[Excerpted text]:

[START]

3.1. Hierarchical Structure of Evaluation Index System

The object of this stage 1 is a single grid as an evaluation unit. The transportability risk value of the unit segment is quantified by designing an evaluation index system. According to the risk identification analysis in Section 3 above, the risks of the inland waterway dangerous goods transportation system can be divided into internal risks and external risks. The internal risks mainly refer to the risks of goods and ship factors, which can be objectively based on information sources such as statistics from the MSA, relevant accident reports, and literature. External risks mainly refer to the risks of infrastructure and environmental vulnerability factors. Among them, the former mainly affect the probability of accidents, and the latter mainly affect the severity of accident consequences, which can be combined with the results of field investigations, expert experience, etc. The specific analysis process is determined by Preliminary Hazard Analysis (PHA), as shown in Figure 5.

To gain a deeper understanding of practitioners’ pain points regarding the water transportation of dangerous goods, this paper asked 50 related practitioners from the Yangtze River Shipping Administration, the Yangtze River Maritime Safety Administration, and dangerous goods manufacturers and shipping company personnel to collect their feedback on the selected indicator factors and screen them. Then, we removed the general and above factors with a degree of importance less than 25 times until their opinions converge. Finally, the structure and content of the evaluation index system were determined in

Table 1. Evaluation system and weight distribution of transportability level indicators.

Main Indicator Layer	Secondary Indicator Layer	Weights
Goods Factor (T1)	Cargo category (T11)	0.0736
	Package (T12)	0.0403
	Carrying volume (T13)	0.0376
	Flammability (T14)	0.0484
	Reactivity (T15)	0.0559
	Health hazard (T16)	0.0642
Ship Factor (T2)	Ship’s seaworthiness (T21)	0.0760
	Hull Structure Strength (T22)	0.0603
	Sailing time period (T23)	0.0647
Infrastructure Factors (T3)	Channel dimension (T31)	0.0624
	Terminal capacity (T32)	0.0586
	Supporting facilities (T33)	0.0541
Environmental Factor (T4)	Crew/Personnel casualties (T41)	0.1128
	Economic/Property damage (T42)	0.0614
	Sensitive Area (T43)	0.0848
	Emergency Response Capability (T44)	0.0449

. The specific weight distribution method is explained in Section 4.4.

3.2. Multi-Unit Combined Assessment Model

The object of this stage2 is the transportability risk value of all n grids in the transit area. The occurrence of transportation accidents of dangerous goods onboard are usually unpredictable. For the evaluation of the transportability, the environmental conditions of the route area need to be known, and the ship and cargo information is based on the declaration information received by the Maritime Safety Administration (MSA) before the ship enters the port. The multi-unit combination mode solves the problem of long-term transportation risk dynamic visualization.

[END]

[Exercise A]:
According to the excerpt on dangerous goods risk evaluation, how many practitioners were asked for feedback on the selected indicator factors?
[Exercise B]:
From the excerpt on dangerous goods risk evaluation, write out everything from "The object of this stage2" down to "risk dynamic visualization.", swapping "unpredictable" for "unforeseeable".
Answer from the excerpt on dangerous goods risk evaluation alone.

Annotated element listings:

[START]

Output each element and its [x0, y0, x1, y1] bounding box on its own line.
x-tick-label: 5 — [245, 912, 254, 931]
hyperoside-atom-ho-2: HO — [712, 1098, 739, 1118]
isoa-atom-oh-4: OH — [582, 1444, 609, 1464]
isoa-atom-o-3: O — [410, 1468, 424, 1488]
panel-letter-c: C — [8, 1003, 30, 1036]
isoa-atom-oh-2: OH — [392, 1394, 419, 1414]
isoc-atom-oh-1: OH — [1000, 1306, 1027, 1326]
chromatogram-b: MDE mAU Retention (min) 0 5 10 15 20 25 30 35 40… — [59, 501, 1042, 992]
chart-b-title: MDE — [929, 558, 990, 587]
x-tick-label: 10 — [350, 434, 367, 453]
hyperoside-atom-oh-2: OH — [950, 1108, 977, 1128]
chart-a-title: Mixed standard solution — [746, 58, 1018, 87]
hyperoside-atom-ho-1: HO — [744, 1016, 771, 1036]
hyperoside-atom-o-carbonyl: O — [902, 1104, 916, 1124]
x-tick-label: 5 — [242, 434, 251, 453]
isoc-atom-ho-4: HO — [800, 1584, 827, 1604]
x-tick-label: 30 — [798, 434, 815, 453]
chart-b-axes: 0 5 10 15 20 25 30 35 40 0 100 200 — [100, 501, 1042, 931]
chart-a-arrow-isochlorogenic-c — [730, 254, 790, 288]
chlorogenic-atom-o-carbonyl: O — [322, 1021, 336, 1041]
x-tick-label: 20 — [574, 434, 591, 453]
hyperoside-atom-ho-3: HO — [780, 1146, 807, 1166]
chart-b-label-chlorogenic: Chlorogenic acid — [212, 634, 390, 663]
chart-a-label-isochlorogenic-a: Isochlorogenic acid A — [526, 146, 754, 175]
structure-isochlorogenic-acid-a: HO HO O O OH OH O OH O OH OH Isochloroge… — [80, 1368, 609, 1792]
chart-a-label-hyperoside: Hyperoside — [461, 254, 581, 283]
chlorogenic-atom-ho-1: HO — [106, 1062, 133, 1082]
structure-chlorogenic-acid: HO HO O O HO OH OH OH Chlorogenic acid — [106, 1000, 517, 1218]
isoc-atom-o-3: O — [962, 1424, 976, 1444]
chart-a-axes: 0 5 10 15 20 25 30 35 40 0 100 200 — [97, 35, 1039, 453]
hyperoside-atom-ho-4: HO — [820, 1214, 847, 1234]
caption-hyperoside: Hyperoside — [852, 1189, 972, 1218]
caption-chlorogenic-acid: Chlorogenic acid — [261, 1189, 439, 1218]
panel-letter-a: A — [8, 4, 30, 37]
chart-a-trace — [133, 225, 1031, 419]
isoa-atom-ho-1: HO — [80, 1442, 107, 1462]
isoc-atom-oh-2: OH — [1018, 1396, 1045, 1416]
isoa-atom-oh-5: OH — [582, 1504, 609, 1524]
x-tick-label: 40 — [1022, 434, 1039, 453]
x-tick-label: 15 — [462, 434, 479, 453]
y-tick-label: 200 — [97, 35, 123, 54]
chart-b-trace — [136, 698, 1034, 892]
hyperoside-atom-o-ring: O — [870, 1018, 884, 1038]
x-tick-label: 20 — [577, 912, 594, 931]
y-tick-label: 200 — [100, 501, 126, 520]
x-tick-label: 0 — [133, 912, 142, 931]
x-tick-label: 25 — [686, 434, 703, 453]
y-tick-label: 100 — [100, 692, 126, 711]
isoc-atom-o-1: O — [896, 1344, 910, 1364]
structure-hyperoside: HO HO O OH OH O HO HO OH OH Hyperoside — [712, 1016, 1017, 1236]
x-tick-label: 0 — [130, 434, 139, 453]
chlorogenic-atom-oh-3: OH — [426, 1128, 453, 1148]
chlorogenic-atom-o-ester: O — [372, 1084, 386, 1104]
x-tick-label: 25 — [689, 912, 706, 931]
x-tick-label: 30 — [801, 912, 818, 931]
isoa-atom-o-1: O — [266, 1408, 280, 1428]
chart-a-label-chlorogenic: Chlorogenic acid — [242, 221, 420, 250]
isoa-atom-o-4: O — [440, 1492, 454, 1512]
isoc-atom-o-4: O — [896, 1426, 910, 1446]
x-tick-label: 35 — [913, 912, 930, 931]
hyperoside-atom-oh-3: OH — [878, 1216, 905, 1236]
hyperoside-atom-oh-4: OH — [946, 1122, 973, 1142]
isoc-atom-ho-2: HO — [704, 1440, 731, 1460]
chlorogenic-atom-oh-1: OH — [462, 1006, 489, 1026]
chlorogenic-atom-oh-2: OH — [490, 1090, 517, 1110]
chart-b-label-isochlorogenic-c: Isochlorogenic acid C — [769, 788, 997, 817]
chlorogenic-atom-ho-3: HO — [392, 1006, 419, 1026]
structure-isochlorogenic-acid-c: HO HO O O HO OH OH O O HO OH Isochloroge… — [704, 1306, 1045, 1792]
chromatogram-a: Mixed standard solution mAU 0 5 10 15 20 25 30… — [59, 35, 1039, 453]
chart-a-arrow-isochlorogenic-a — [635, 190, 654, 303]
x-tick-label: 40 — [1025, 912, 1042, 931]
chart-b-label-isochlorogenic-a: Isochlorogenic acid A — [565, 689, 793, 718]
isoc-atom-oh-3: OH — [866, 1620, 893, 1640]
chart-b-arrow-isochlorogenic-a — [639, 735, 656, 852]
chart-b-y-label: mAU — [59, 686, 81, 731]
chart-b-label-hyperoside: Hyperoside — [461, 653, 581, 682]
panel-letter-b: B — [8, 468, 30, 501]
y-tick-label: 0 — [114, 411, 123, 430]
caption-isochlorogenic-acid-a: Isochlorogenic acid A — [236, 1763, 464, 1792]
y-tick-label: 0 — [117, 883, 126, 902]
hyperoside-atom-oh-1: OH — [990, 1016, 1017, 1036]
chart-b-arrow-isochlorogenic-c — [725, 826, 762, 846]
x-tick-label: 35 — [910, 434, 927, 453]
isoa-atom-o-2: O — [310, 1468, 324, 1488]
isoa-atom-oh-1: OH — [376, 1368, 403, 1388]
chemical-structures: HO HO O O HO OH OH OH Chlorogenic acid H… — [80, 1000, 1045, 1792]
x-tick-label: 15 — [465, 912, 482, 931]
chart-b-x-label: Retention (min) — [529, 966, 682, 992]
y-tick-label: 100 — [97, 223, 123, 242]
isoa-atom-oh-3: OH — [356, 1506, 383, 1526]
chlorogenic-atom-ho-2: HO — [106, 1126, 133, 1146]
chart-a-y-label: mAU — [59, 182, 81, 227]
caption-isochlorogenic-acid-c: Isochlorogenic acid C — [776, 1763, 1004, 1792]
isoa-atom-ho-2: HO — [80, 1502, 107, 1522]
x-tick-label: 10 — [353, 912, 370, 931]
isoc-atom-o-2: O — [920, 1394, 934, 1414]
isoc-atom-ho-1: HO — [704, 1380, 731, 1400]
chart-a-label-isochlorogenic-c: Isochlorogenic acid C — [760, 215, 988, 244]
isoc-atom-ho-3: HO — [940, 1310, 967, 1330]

[END]

[Correct result A]:
50 practitioners.

[Correct result B]:
The object of this stage2 is the transportability risk value of all n grids in the transit area. The occurrence of transportation accidents of dangerous goods onboard are usually unforeseeable. For the evaluation of the transportability, the environmental conditions of the route area need to be known, and the ship and cargo information is based on the declaration information received by the Maritime Safety Administration (MSA) before the ship enters the port. The multi-unit combination mode solves the problem of long-term transportation risk dynamic visualization.